Write out every entry exactly as it stands.

━━ DATA PROVIDED ━━

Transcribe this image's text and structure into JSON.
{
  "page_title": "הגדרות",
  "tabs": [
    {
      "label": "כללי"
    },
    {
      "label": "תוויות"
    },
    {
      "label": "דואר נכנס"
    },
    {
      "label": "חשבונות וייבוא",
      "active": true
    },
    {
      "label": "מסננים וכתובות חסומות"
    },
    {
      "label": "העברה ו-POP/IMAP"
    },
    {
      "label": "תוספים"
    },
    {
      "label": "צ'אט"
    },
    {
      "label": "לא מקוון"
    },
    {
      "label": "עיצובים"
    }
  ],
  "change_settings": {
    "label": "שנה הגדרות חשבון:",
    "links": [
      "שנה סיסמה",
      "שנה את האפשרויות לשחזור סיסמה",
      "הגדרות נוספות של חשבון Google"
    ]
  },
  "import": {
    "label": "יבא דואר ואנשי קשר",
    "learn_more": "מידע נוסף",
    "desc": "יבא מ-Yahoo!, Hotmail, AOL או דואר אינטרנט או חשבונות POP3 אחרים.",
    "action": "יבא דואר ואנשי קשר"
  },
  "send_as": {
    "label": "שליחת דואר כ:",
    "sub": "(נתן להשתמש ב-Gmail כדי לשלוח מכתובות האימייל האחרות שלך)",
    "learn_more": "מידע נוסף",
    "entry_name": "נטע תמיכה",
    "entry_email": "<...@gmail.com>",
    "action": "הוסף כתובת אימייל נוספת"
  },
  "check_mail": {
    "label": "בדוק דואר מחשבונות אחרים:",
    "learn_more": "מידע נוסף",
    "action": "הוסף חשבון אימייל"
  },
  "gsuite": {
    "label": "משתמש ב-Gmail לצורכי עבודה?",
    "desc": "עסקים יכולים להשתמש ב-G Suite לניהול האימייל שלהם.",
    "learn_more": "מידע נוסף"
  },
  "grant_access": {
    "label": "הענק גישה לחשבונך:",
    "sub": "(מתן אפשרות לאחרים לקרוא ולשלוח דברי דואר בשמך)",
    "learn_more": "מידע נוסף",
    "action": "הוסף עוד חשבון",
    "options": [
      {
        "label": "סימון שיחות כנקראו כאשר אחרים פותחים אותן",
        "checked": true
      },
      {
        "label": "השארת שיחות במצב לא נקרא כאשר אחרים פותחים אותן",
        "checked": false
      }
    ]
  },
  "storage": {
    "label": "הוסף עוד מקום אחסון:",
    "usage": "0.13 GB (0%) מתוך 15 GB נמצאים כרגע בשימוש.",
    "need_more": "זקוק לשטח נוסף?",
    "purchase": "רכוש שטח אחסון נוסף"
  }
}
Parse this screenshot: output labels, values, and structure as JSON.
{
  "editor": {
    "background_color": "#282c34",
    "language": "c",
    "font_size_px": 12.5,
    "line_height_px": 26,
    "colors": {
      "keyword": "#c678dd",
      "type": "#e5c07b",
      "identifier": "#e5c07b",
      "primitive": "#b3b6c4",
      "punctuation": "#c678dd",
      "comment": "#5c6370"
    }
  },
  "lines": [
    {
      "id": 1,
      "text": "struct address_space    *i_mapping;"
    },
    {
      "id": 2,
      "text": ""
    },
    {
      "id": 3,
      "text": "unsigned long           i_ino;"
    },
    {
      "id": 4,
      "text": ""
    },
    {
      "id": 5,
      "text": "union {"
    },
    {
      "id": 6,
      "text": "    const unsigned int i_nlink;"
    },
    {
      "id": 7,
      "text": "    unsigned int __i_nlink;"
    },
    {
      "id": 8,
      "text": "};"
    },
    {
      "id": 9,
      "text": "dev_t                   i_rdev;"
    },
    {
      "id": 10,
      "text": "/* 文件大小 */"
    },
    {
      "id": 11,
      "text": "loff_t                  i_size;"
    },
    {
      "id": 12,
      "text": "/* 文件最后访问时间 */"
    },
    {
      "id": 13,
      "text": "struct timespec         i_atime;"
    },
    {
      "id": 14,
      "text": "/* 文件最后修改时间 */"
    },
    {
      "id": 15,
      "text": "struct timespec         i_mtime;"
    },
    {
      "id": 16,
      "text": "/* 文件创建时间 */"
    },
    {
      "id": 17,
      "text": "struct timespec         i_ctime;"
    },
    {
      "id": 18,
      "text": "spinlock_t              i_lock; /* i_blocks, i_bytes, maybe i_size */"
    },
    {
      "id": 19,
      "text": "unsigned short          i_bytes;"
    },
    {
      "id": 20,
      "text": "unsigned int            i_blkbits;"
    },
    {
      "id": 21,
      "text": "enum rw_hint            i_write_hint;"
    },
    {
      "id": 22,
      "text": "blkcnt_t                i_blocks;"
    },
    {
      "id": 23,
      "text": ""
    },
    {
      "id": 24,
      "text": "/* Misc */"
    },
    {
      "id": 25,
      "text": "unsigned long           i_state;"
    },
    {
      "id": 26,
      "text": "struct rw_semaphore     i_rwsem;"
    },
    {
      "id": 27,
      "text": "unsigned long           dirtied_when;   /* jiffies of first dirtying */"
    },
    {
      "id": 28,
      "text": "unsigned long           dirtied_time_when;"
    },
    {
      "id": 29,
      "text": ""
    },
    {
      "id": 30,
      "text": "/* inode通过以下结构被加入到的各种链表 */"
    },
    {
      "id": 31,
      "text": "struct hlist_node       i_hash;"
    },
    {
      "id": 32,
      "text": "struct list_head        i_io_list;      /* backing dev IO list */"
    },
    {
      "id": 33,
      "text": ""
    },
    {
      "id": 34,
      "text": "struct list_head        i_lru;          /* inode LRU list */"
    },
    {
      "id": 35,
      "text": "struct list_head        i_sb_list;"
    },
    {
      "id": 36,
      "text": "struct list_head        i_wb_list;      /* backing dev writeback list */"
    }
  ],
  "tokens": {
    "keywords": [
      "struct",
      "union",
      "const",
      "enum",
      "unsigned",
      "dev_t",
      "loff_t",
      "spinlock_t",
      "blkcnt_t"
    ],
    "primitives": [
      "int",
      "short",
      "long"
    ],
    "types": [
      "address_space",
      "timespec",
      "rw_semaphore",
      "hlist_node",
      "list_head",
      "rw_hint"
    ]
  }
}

━━━

#### [SOLUTION]
Transcribe this image's text and structure into JSON.
{
  "page_title": "הגדרות",
  "tabs": [
    {
      "label": "כללי"
    },
    {
      "label": "תוויות"
    },
    {
      "label": "דואר נכנס"
    },
    {
      "label": "חשבונות וייבוא",
      "active": true
    },
    {
      "label": "מסננים וכתובות חסומות"
    },
    {
      "label": "העברה ו-POP/IMAP"
    },
    {
      "label": "תוספים"
    },
    {
      "label": "צ'אט"
    },
    {
      "label": "לא מקוון"
    },
    {
      "label": "עיצובים"
    }
  ],
  "change_settings": {
    "label": "שנה הגדרות חשבון:",
    "links": [
      "שנה סיסמה",
      "שנה את האפשרויות לשחזור סיסמה",
      "הגדרות נוספות של חשבון Google"
    ]
  },
  "import": {
    "label": "יבא דואר ואנשי קשר",
    "learn_more": "מידע נוסף",
    "desc": "יבא מ-Yahoo!, Hotmail, AOL או דואר אינטרנט או חשבונות POP3 אחרים.",
    "action": "יבא דואר ואנשי קשר"
  },
  "send_as": {
    "label": "שליחת דואר כ:",
    "sub": "(נתן להשתמש ב-Gmail כדי לשלוח מכתובות האימייל האחרות שלך)",
    "learn_more": "מידע נוסף",
    "entry_name": "נטע תמיכה",
    "entry_email": "<...@gmail.com>",
    "action": "הוסף כתובת אימייל נוספת"
  },
  "check_mail": {
    "label": "בדוק דואר מחשבונות אחרים:",
    "learn_more": "מידע נוסף",
    "action": "הוסף חשבון אימייל"
  },
  "gsuite": {
    "label": "משתמש ב-Gmail לצורכי עבודה?",
    "desc": "עסקים יכולים להשתמש ב-G Suite לניהול האימייל שלהם.",
    "learn_more": "מידע נוסף"
  },
  "grant_access": {
    "label": "הענק גישה לחשבונך:",
    "sub": "(מתן אפשרות לאחרים לקרוא ולשלוח דברי דואר בשמך)",
    "learn_more": "מידע נוסף",
    "action": "הוסף עוד חשבון",
    "options": [
      {
        "label": "סימון שיחות כנקראו כאשר אחרים פותחים אותן",
        "checked": true
      },
      {
        "label": "השארת שיחות במצב לא נקרא כאשר אחרים פותחים אותן",
        "checked": false
      }
    ]
  },
  "storage": {
    "label": "הוסף עוד מקום אחסון:",
    "usage": "0.13 GB (0%) מתוך 15 GB נמצאים כרגע בשימוש.",
    "need_more": "זקוק לשטח נוסף?",
    "purchase": "רכוש שטח אחסון נוסף"
  }
}
Parse this screenshot: output labels, values, and structure as JSON.
{
  "editor": {
    "background_color": "#282c34",
    "language": "c",
    "font_size_px": 12.5,
    "line_height_px": 26,
    "colors": {
      "keyword": "#c678dd",
      "type": "#e5c07b",
      "identifier": "#e5c07b",
      "primitive": "#b3b6c4",
      "punctuation": "#c678dd",
      "comment": "#5c6370"
    }
  },
  "lines": [
    {
      "id": 1,
      "text": "struct address_space    *i_mapping;"
    },
    {
      "id": 2,
      "text": ""
    },
    {
      "id": 3,
      "text": "unsigned long           i_ino;"
    },
    {
      "id": 4,
      "text": ""
    },
    {
      "id": 5,
      "text": "union {"
    },
    {
      "id": 6,
      "text": "    const unsigned int i_nlink;"
    },
    {
      "id": 7,
      "text": "    unsigned int __i_nlink;"
    },
    {
      "id": 8,
      "text": "};"
    },
    {
      "id": 9,
      "text": "dev_t                   i_rdev;"
    },
    {
      "id": 10,
      "text": "/* 文件大小 */"
    },
    {
      "id": 11,
      "text": "loff_t                  i_size;"
    },
    {
      "id": 12,
      "text": "/* 文件最后访问时间 */"
    },
    {
      "id": 13,
      "text": "struct timespec         i_atime;"
    },
    {
      "id": 14,
      "text": "/* 文件最后修改时间 */"
    },
    {
      "id": 15,
      "text": "struct timespec         i_mtime;"
    },
    {
      "id": 16,
      "text": "/* 文件创建时间 */"
    },
    {
      "id": 17,
      "text": "struct timespec         i_ctime;"
    },
    {
      "id": 18,
      "text": "spinlock_t              i_lock; /* i_blocks, i_bytes, maybe i_size */"
    },
    {
      "id": 19,
      "text": "unsigned short          i_bytes;"
    },
    {
      "id": 20,
      "text": "unsigned int            i_blkbits;"
    },
    {
      "id": 21,
      "text": "enum rw_hint            i_write_hint;"
    },
    {
      "id": 22,
      "text": "blkcnt_t                i_blocks;"
    },
    {
      "id": 23,
      "text": ""
    },
    {
      "id": 24,
      "text": "/* Misc */"
    },
    {
      "id": 25,
      "text": "unsigned long           i_state;"
    },
    {
      "id": 26,
      "text": "struct rw_semaphore     i_rwsem;"
    },
    {
      "id": 27,
      "text": "unsigned long           dirtied_when;   /* jiffies of first dirtying */"
    },
    {
      "id": 28,
      "text": "unsigned long           dirtied_time_when;"
    },
    {
      "id": 29,
      "text": ""
    },
    {
      "id": 30,
      "text": "/* inode通过以下结构被加入到的各种链表 */"
    },
    {
      "id": 31,
      "text": "struct hlist_node       i_hash;"
    },
    {
      "id": 32,
      "text": "struct list_head        i_io_list;      /* backing dev IO list */"
    },
    {
      "id": 33,
      "text": ""
    },
    {
      "id": 34,
      "text": "struct list_head        i_lru;          /* inode LRU list */"
    },
    {
      "id": 35,
      "text": "struct list_head        i_sb_list;"
    },
    {
      "id": 36,
      "text": "struct list_head        i_wb_list;      /* backing dev writeback list */"
    }
  ],
  "tokens": {
    "keywords": [
      "struct",
      "union",
      "const",
      "enum",
      "unsigned",
      "dev_t",
      "loff_t",
      "spinlock_t",
      "blkcnt_t"
    ],
    "primitives": [
      "int",
      "short",
      "long"
    ],
    "types": [
      "address_space",
      "timespec",
      "rw_semaphore",
      "hlist_node",
      "list_head",
      "rw_hint"
    ]
  }
}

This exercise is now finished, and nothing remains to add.